§ ROWS:
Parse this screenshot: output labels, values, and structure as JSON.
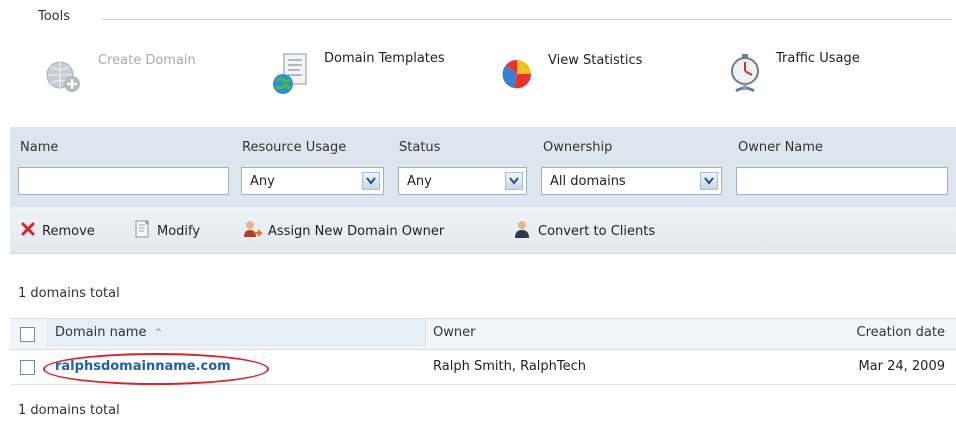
{
  "tools": {
    "title": "Tools",
    "items": [
      {
        "label": "Create Domain",
        "icon": "globe-add-icon",
        "enabled": false
      },
      {
        "label": "Domain Templates",
        "icon": "document-globe-icon",
        "enabled": true
      },
      {
        "label": "View Statistics",
        "icon": "pie-chart-icon",
        "enabled": true
      },
      {
        "label": "Traffic Usage",
        "icon": "stopwatch-icon",
        "enabled": true
      }
    ]
  },
  "filters": {
    "name_label": "Name",
    "name_value": "",
    "resource_label": "Resource Usage",
    "resource_value": "Any",
    "status_label": "Status",
    "status_value": "Any",
    "ownership_label": "Ownership",
    "ownership_value": "All domains",
    "owner_name_label": "Owner Name",
    "owner_name_value": ""
  },
  "actions": {
    "remove": "Remove",
    "modify": "Modify",
    "assign": "Assign New Domain Owner",
    "convert": "Convert to Clients"
  },
  "table": {
    "total_top": "1 domains total",
    "total_bottom": "1 domains total",
    "columns": {
      "domain": "Domain name",
      "sort_indicator": "^",
      "owner": "Owner",
      "created": "Creation date"
    },
    "rows": [
      {
        "domain": "ralphsdomainname.com",
        "owner": "Ralph Smith, RalphTech",
        "created": "Mar 24, 2009",
        "highlighted": true
      }
    ]
  },
  "colors": {
    "filter_bg": "#dde6ee",
    "link": "#1f5fae",
    "highlight_oval": "#d9252a",
    "remove_icon": "#d9252a"
  }
}
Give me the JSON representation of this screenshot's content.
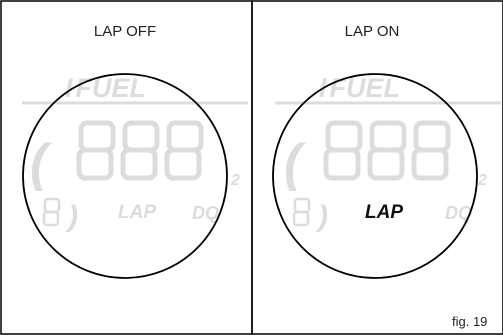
{
  "panels": [
    {
      "caption": "LAP OFF",
      "indicator_text": "LAP",
      "indicator_active": false
    },
    {
      "caption": "LAP ON",
      "indicator_text": "LAP",
      "indicator_active": true
    }
  ],
  "lcd": {
    "fuel_label": "FUEL",
    "fuel_prefix": "I",
    "digits": "888",
    "dq_label": "DQ"
  },
  "colors": {
    "ghost_segment": "#dcdcdc",
    "active_segment": "#111111",
    "outline": "#000000"
  },
  "figure_label": "fig. 19"
}
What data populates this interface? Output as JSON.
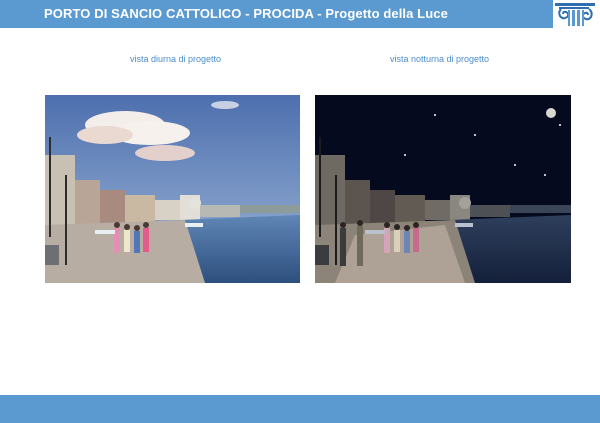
{
  "header": {
    "title": "PORTO DI SANCIO CATTOLICO - PROCIDA - Progetto della Luce",
    "logo_icon": "column-capital-logo-icon"
  },
  "captions": {
    "day": "vista diurna di progetto",
    "night": "vista notturna di progetto"
  },
  "photos": {
    "day": {
      "icon": "harbor-day-photo"
    },
    "night": {
      "icon": "harbor-night-photo"
    }
  },
  "colors": {
    "brand_blue": "#5b9ad0",
    "caption_blue": "#4a8fcf"
  }
}
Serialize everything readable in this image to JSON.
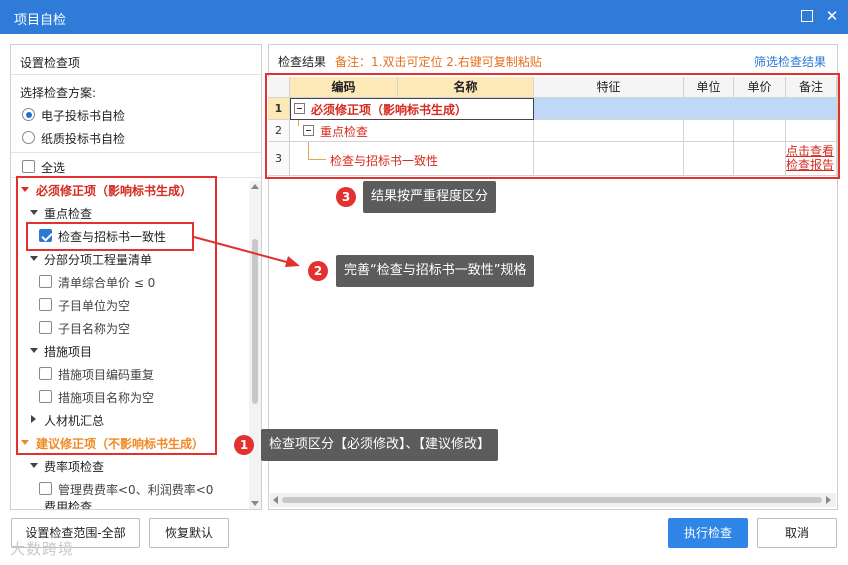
{
  "window": {
    "title": "项目自检",
    "max_icon": "maximize-icon",
    "close_icon": "close-icon",
    "close_glyph": "✕"
  },
  "left": {
    "header": "设置检查项",
    "scheme_label": "选择检查方案:",
    "scheme_options": [
      "电子投标书自检",
      "纸质投标书自检"
    ],
    "select_all": "全选",
    "tree": {
      "must_group": "必须修正项（影响标书生成）",
      "key_check": "重点检查",
      "key_item": "检查与招标书一致性",
      "section": "分部分项工程量清单",
      "section_items": [
        "清单综合单价 ≤ 0",
        "子目单位为空",
        "子目名称为空"
      ],
      "measures": "措施项目",
      "measures_items": [
        "措施项目编码重复",
        "措施项目名称为空"
      ],
      "materials": "人材机汇总",
      "suggest_group": "建议修正项（不影响标书生成）",
      "fee": "费率项检查",
      "fee_item": "管理费费率<0、利润费率<0",
      "cut_off": "费用检查"
    }
  },
  "right": {
    "title": "检查结果",
    "note": "备注：1.双击可定位 2.右键可复制粘贴",
    "filter_link": "筛选检查结果",
    "columns": [
      "编码",
      "名称",
      "特征",
      "单位",
      "单价",
      "备注"
    ],
    "rows": [
      {
        "num": "1",
        "name": "必须修正项（影响标书生成）"
      },
      {
        "num": "2",
        "name": "重点检查"
      },
      {
        "num": "3",
        "name": "检查与招标书一致性",
        "remark_lines": [
          "点击查看",
          "检查报告"
        ]
      }
    ]
  },
  "buttons": {
    "set_range": "设置检查范围-全部",
    "restore": "恢复默认",
    "run": "执行检查",
    "cancel": "取消"
  },
  "callouts": [
    {
      "num": "1",
      "text": "检查项区分【必须修改】、【建议修改】"
    },
    {
      "num": "2",
      "text": "完善“检查与招标书一致性”规格"
    },
    {
      "num": "3",
      "text": "结果按严重程度区分"
    }
  ],
  "watermark": "大数跨境",
  "colors": {
    "titlebar": "#2f7bd8",
    "must_red": "#d42a1f",
    "suggest_orange": "#f08a24",
    "annotation_red": "#e2312f",
    "primary_button": "#2f86e6",
    "row_highlight": "#bed8f5"
  }
}
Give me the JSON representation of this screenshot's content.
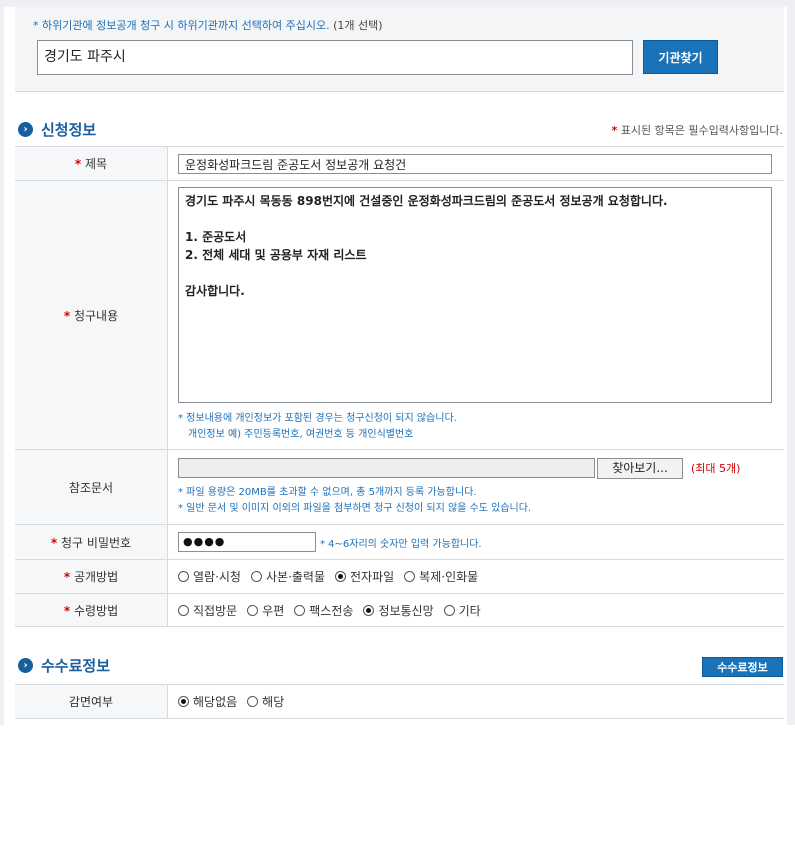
{
  "agency": {
    "note": "* 하위기관에 정보공개 청구 시 하위기관까지 선택하여 주십시오.",
    "note_paren": "(1개 선택)",
    "input_value": "경기도 파주시",
    "find_button": "기관찾기"
  },
  "application": {
    "section_title": "신청정보",
    "required_legend": "표시된 항목은 필수입력사항입니다.",
    "title_label": "제목",
    "title_value": "운정화성파크드림 준공도서 정보공개 요청건",
    "content_label": "청구내용",
    "content_value": "경기도 파주시 목동동 898번지에 건설중인 운정화성파크드림의 준공도서 정보공개 요청합니다.\n\n1. 준공도서\n2. 전체 세대 및 공용부 자재 리스트\n\n감사합니다.",
    "content_note1": "* 정보내용에 개인정보가 포함된 경우는 청구신청이 되지 않습니다.",
    "content_note2": "개인정보 예) 주민등록번호, 여권번호 등 개인식별번호",
    "ref_label": "참조문서",
    "browse_button": "찾아보기...",
    "max_note": "(최대 5개)",
    "ref_note1": "* 파일 용량은 20MB를 초과할 수 없으며, 총 5개까지 등록 가능합니다.",
    "ref_note2": "* 일반 문서 및 이미지 이외의 파일을 첨부하면 청구 신청이 되지 않을 수도 있습니다.",
    "password_label": "청구 비밀번호",
    "password_value": "●●●●",
    "password_note": "* 4~6자리의 숫자만 입력 가능합니다.",
    "disclosure_label": "공개방법",
    "disclosure_options": [
      "열람·시청",
      "사본·출력물",
      "전자파일",
      "복제·인화물"
    ],
    "disclosure_selected": "전자파일",
    "receive_label": "수령방법",
    "receive_options": [
      "직접방문",
      "우편",
      "팩스전송",
      "정보통신망",
      "기타"
    ],
    "receive_selected": "정보통신망"
  },
  "fee": {
    "section_title": "수수료정보",
    "fee_button": "수수료정보",
    "exempt_label": "감면여부",
    "exempt_options": [
      "해당없음",
      "해당"
    ],
    "exempt_selected": "해당없음"
  },
  "colors": {
    "accent": "#1a73b8",
    "note_blue": "#1d6fb8",
    "required_red": "#d40000"
  }
}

§ SET PROBLEM: Repeat the data in full and exactly. Omit pictures.

§ WRITTEN ANSWER:
Parse this screenshot: output labels, values, and structure as JSON.
{
  "tools": {
    "title": "Tools",
    "items": [
      {
        "label": "Create Domain",
        "icon": "globe-add-icon",
        "enabled": false
      },
      {
        "label": "Domain Templates",
        "icon": "document-globe-icon",
        "enabled": true
      },
      {
        "label": "View Statistics",
        "icon": "pie-chart-icon",
        "enabled": true
      },
      {
        "label": "Traffic Usage",
        "icon": "stopwatch-icon",
        "enabled": true
      }
    ]
  },
  "filters": {
    "name_label": "Name",
    "name_value": "",
    "resource_label": "Resource Usage",
    "resource_value": "Any",
    "status_label": "Status",
    "status_value": "Any",
    "ownership_label": "Ownership",
    "ownership_value": "All domains",
    "owner_name_label": "Owner Name",
    "owner_name_value": ""
  },
  "actions": {
    "remove": "Remove",
    "modify": "Modify",
    "assign": "Assign New Domain Owner",
    "convert": "Convert to Clients"
  },
  "table": {
    "total_top": "1 domains total",
    "total_bottom": "1 domains total",
    "columns": {
      "domain": "Domain name",
      "sort_indicator": "^",
      "owner": "Owner",
      "created": "Creation date"
    },
    "rows": [
      {
        "domain": "ralphsdomainname.com",
        "owner": "Ralph Smith, RalphTech",
        "created": "Mar 24, 2009",
        "highlighted": true
      }
    ]
  },
  "colors": {
    "filter_bg": "#dde6ee",
    "link": "#1f5fae",
    "highlight_oval": "#d9252a",
    "remove_icon": "#d9252a"
  }
}
Give me the JSON representation of this screenshot's content.
{
  "panels": [
    {
      "caption": "LAP OFF",
      "indicator_text": "LAP",
      "indicator_active": false
    },
    {
      "caption": "LAP ON",
      "indicator_text": "LAP",
      "indicator_active": true
    }
  ],
  "lcd": {
    "fuel_label": "FUEL",
    "fuel_prefix": "I",
    "digits": "888",
    "dq_label": "DQ"
  },
  "colors": {
    "ghost_segment": "#dcdcdc",
    "active_segment": "#111111",
    "outline": "#000000"
  },
  "figure_label": "fig. 19"
}
What data populates this interface? Output as JSON.
{
  "header": {
    "title": "PORTO DI SANCIO CATTOLICO - PROCIDA - Progetto della Luce",
    "logo_icon": "column-capital-logo-icon"
  },
  "captions": {
    "day": "vista diurna di progetto",
    "night": "vista notturna di progetto"
  },
  "photos": {
    "day": {
      "icon": "harbor-day-photo"
    },
    "night": {
      "icon": "harbor-night-photo"
    }
  },
  "colors": {
    "brand_blue": "#5b9ad0",
    "caption_blue": "#4a8fcf"
  }
}
Serialize everything readable in this image to JSON.
{
  "window": {
    "title": "项目自检",
    "max_icon": "maximize-icon",
    "close_icon": "close-icon",
    "close_glyph": "✕"
  },
  "left": {
    "header": "设置检查项",
    "scheme_label": "选择检查方案:",
    "scheme_options": [
      "电子投标书自检",
      "纸质投标书自检"
    ],
    "select_all": "全选",
    "tree": {
      "must_group": "必须修正项（影响标书生成）",
      "key_check": "重点检查",
      "key_item": "检查与招标书一致性",
      "section": "分部分项工程量清单",
      "section_items": [
        "清单综合单价 ≤ 0",
        "子目单位为空",
        "子目名称为空"
      ],
      "measures": "措施项目",
      "measures_items": [
        "措施项目编码重复",
        "措施项目名称为空"
      ],
      "materials": "人材机汇总",
      "suggest_group": "建议修正项（不影响标书生成）",
      "fee": "费率项检查",
      "fee_item": "管理费费率<0、利润费率<0",
      "cut_off": "费用检查"
    }
  },
  "right": {
    "title": "检查结果",
    "note": "备注：1.双击可定位 2.右键可复制粘贴",
    "filter_link": "筛选检查结果",
    "columns": [
      "编码",
      "名称",
      "特征",
      "单位",
      "单价",
      "备注"
    ],
    "rows": [
      {
        "num": "1",
        "name": "必须修正项（影响标书生成）"
      },
      {
        "num": "2",
        "name": "重点检查"
      },
      {
        "num": "3",
        "name": "检查与招标书一致性",
        "remark_lines": [
          "点击查看",
          "检查报告"
        ]
      }
    ]
  },
  "buttons": {
    "set_range": "设置检查范围-全部",
    "restore": "恢复默认",
    "run": "执行检查",
    "cancel": "取消"
  },
  "callouts": [
    {
      "num": "1",
      "text": "检查项区分【必须修改】、【建议修改】"
    },
    {
      "num": "2",
      "text": "完善“检查与招标书一致性”规格"
    },
    {
      "num": "3",
      "text": "结果按严重程度区分"
    }
  ],
  "watermark": "大数跨境",
  "colors": {
    "titlebar": "#2f7bd8",
    "must_red": "#d42a1f",
    "suggest_orange": "#f08a24",
    "annotation_red": "#e2312f",
    "primary_button": "#2f86e6",
    "row_highlight": "#bed8f5"
  }
}
Give me the JSON representation of this screenshot's content.
{
  "agency": {
    "note": "* 하위기관에 정보공개 청구 시 하위기관까지 선택하여 주십시오.",
    "note_paren": "(1개 선택)",
    "input_value": "경기도 파주시",
    "find_button": "기관찾기"
  },
  "application": {
    "section_title": "신청정보",
    "required_legend": "표시된 항목은 필수입력사항입니다.",
    "title_label": "제목",
    "title_value": "운정화성파크드림 준공도서 정보공개 요청건",
    "content_label": "청구내용",
    "content_value": "경기도 파주시 목동동 898번지에 건설중인 운정화성파크드림의 준공도서 정보공개 요청합니다.\n\n1. 준공도서\n2. 전체 세대 및 공용부 자재 리스트\n\n감사합니다.",
    "content_note1": "* 정보내용에 개인정보가 포함된 경우는 청구신청이 되지 않습니다.",
    "content_note2": "개인정보 예) 주민등록번호, 여권번호 등 개인식별번호",
    "ref_label": "참조문서",
    "browse_button": "찾아보기...",
    "max_note": "(최대 5개)",
    "ref_note1": "* 파일 용량은 20MB를 초과할 수 없으며, 총 5개까지 등록 가능합니다.",
    "ref_note2": "* 일반 문서 및 이미지 이외의 파일을 첨부하면 청구 신청이 되지 않을 수도 있습니다.",
    "password_label": "청구 비밀번호",
    "password_value": "●●●●",
    "password_note": "* 4~6자리의 숫자만 입력 가능합니다.",
    "disclosure_label": "공개방법",
    "disclosure_options": [
      "열람·시청",
      "사본·출력물",
      "전자파일",
      "복제·인화물"
    ],
    "disclosure_selected": "전자파일",
    "receive_label": "수령방법",
    "receive_options": [
      "직접방문",
      "우편",
      "팩스전송",
      "정보통신망",
      "기타"
    ],
    "receive_selected": "정보통신망"
  },
  "fee": {
    "section_title": "수수료정보",
    "fee_button": "수수료정보",
    "exempt_label": "감면여부",
    "exempt_options": [
      "해당없음",
      "해당"
    ],
    "exempt_selected": "해당없음"
  },
  "colors": {
    "accent": "#1a73b8",
    "note_blue": "#1d6fb8",
    "required_red": "#d40000"
  }
}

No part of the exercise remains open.